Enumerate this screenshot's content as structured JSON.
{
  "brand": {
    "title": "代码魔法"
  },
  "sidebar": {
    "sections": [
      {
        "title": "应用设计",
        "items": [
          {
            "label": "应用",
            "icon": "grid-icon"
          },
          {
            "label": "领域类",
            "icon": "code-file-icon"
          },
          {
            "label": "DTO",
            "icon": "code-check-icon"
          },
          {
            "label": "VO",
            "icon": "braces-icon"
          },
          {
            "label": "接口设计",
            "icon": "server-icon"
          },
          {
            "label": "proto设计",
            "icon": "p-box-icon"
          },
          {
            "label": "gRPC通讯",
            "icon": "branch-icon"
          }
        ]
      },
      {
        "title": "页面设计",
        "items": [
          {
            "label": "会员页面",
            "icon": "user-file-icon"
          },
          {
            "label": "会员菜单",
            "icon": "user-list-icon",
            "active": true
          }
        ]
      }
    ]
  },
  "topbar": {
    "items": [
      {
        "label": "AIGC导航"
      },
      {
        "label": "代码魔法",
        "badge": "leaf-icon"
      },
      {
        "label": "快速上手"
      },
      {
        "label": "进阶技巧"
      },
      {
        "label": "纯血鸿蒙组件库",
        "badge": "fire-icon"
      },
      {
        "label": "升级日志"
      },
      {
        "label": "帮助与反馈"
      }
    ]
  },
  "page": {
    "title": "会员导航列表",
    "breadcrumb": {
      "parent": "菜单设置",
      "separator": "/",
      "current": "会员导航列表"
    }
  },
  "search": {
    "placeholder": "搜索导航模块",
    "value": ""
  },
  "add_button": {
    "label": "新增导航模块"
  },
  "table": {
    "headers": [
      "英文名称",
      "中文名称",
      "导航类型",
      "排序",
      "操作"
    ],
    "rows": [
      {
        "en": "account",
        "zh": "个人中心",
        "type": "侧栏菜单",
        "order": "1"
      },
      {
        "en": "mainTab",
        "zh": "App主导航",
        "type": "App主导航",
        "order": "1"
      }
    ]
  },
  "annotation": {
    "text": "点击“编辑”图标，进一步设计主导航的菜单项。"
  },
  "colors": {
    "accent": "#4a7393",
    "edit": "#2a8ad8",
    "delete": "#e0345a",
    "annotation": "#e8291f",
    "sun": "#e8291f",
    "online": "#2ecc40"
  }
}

__________

*Task details:*
Copy down the whole of the data above, matching it exactly.

*Solution for this exercise:*
Enumerate this screenshot's content as structured JSON.
{
  "brand": {
    "title": "代码魔法"
  },
  "sidebar": {
    "sections": [
      {
        "title": "应用设计",
        "items": [
          {
            "label": "应用",
            "icon": "grid-icon"
          },
          {
            "label": "领域类",
            "icon": "code-file-icon"
          },
          {
            "label": "DTO",
            "icon": "code-check-icon"
          },
          {
            "label": "VO",
            "icon": "braces-icon"
          },
          {
            "label": "接口设计",
            "icon": "server-icon"
          },
          {
            "label": "proto设计",
            "icon": "p-box-icon"
          },
          {
            "label": "gRPC通讯",
            "icon": "branch-icon"
          }
        ]
      },
      {
        "title": "页面设计",
        "items": [
          {
            "label": "会员页面",
            "icon": "user-file-icon"
          },
          {
            "label": "会员菜单",
            "icon": "user-list-icon",
            "active": true
          }
        ]
      }
    ]
  },
  "topbar": {
    "items": [
      {
        "label": "AIGC导航"
      },
      {
        "label": "代码魔法",
        "badge": "leaf-icon"
      },
      {
        "label": "快速上手"
      },
      {
        "label": "进阶技巧"
      },
      {
        "label": "纯血鸿蒙组件库",
        "badge": "fire-icon"
      },
      {
        "label": "升级日志"
      },
      {
        "label": "帮助与反馈"
      }
    ]
  },
  "page": {
    "title": "会员导航列表",
    "breadcrumb": {
      "parent": "菜单设置",
      "separator": "/",
      "current": "会员导航列表"
    }
  },
  "search": {
    "placeholder": "搜索导航模块",
    "value": ""
  },
  "add_button": {
    "label": "新增导航模块"
  },
  "table": {
    "headers": [
      "英文名称",
      "中文名称",
      "导航类型",
      "排序",
      "操作"
    ],
    "rows": [
      {
        "en": "account",
        "zh": "个人中心",
        "type": "侧栏菜单",
        "order": "1"
      },
      {
        "en": "mainTab",
        "zh": "App主导航",
        "type": "App主导航",
        "order": "1"
      }
    ]
  },
  "annotation": {
    "text": "点击“编辑”图标，进一步设计主导航的菜单项。"
  },
  "colors": {
    "accent": "#4a7393",
    "edit": "#2a8ad8",
    "delete": "#e0345a",
    "annotation": "#e8291f",
    "sun": "#e8291f",
    "online": "#2ecc40"
  }
}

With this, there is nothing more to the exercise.